> [Do this]: Filter for the word "Kodiak" and keep each matching line.

> [Material shown]:
>>
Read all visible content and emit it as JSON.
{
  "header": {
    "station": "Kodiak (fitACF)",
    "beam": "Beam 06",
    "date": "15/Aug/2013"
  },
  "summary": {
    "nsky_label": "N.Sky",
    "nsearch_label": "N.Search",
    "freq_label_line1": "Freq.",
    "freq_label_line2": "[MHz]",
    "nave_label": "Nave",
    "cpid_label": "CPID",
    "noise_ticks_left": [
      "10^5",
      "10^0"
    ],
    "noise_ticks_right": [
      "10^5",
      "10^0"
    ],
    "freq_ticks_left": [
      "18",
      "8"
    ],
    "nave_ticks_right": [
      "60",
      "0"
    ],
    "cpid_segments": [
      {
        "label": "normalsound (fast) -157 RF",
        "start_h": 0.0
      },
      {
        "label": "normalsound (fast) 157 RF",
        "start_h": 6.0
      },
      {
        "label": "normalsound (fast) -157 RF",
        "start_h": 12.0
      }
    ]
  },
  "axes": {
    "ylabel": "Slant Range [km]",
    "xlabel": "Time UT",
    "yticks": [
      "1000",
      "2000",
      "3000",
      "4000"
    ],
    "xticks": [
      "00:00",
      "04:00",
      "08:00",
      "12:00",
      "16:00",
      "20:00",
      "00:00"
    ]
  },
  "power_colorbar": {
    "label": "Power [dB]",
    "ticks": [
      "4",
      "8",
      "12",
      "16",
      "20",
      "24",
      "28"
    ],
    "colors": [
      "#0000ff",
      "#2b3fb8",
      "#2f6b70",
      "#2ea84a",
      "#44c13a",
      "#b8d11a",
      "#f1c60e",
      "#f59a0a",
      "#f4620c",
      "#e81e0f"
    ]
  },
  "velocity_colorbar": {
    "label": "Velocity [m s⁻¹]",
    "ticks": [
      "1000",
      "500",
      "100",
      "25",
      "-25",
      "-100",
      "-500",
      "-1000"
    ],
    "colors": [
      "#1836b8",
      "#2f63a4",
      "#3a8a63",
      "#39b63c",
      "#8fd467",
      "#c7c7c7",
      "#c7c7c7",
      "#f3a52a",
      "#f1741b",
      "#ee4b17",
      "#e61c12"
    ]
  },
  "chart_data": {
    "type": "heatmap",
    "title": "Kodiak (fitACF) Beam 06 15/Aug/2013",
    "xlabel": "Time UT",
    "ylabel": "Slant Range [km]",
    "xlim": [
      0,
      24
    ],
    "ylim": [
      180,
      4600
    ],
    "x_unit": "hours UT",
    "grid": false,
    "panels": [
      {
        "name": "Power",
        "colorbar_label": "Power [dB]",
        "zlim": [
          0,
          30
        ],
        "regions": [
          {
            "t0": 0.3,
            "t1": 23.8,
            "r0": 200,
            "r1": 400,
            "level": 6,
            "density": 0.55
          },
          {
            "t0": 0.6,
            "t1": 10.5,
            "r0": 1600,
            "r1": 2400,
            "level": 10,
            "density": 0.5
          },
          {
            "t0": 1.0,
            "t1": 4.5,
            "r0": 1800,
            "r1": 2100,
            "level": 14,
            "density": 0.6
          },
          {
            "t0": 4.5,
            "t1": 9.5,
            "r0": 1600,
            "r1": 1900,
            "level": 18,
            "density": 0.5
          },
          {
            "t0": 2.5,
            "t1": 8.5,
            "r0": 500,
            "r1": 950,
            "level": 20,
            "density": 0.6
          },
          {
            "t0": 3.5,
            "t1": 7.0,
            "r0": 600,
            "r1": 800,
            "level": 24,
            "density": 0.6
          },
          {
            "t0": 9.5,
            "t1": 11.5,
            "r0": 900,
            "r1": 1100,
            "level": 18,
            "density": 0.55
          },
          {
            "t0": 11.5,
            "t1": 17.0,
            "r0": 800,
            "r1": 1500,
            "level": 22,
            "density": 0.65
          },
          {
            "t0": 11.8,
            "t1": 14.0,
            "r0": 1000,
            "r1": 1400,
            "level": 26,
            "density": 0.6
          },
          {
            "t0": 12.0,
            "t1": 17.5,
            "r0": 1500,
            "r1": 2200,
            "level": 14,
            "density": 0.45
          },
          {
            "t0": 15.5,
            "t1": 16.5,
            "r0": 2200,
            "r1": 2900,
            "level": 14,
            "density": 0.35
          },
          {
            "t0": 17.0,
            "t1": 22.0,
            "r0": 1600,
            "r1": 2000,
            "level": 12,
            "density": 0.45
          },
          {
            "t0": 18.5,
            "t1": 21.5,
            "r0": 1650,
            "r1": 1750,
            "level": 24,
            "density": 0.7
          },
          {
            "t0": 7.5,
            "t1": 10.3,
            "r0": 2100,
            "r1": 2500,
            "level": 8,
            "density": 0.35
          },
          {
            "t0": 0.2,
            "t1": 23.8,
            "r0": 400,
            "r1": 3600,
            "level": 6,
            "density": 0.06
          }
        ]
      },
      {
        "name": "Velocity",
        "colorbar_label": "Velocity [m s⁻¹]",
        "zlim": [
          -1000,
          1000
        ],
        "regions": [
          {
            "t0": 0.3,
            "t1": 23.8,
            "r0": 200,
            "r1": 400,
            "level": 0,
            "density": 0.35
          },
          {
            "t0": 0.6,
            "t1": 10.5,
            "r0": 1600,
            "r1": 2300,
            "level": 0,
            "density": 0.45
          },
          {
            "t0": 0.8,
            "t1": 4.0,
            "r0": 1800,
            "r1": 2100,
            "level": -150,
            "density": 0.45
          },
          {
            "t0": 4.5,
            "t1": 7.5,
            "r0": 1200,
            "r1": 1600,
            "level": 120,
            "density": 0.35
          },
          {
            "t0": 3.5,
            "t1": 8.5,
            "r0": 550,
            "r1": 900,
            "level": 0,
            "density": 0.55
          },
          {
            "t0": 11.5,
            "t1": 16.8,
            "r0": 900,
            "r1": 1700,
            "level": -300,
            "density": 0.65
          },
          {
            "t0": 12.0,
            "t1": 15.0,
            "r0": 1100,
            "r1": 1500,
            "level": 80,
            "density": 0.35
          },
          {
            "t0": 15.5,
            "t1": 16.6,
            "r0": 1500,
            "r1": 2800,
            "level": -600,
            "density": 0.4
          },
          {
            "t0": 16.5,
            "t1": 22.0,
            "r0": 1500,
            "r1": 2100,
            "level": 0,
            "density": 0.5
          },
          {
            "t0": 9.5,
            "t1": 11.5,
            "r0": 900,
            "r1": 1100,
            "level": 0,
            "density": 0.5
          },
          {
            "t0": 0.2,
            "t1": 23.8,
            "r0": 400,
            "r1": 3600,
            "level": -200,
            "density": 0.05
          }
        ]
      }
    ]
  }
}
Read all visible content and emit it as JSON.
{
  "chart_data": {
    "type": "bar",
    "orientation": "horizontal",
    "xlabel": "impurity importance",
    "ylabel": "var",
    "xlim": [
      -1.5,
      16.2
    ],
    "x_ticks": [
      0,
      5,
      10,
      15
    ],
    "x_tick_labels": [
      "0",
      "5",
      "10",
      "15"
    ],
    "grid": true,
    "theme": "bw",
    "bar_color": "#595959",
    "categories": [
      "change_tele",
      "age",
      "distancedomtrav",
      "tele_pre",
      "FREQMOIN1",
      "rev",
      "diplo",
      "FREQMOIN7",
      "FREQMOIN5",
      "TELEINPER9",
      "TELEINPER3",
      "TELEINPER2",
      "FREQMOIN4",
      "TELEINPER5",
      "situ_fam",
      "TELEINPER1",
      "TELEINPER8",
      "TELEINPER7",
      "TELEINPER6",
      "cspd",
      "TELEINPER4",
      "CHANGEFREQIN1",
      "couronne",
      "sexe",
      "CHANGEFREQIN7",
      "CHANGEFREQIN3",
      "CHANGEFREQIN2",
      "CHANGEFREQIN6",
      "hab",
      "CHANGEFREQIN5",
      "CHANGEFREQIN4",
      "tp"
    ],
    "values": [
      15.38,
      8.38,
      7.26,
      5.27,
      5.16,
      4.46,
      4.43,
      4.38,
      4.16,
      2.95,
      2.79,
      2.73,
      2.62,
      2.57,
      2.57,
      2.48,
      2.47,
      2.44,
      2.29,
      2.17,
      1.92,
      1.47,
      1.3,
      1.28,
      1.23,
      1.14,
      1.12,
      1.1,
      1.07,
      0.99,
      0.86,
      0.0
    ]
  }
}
<<
> [Response for this exercise]:
    "station": "Kodiak (fitACF)",
    "title": "Kodiak (fitACF) Beam 06 15/Aug/2013",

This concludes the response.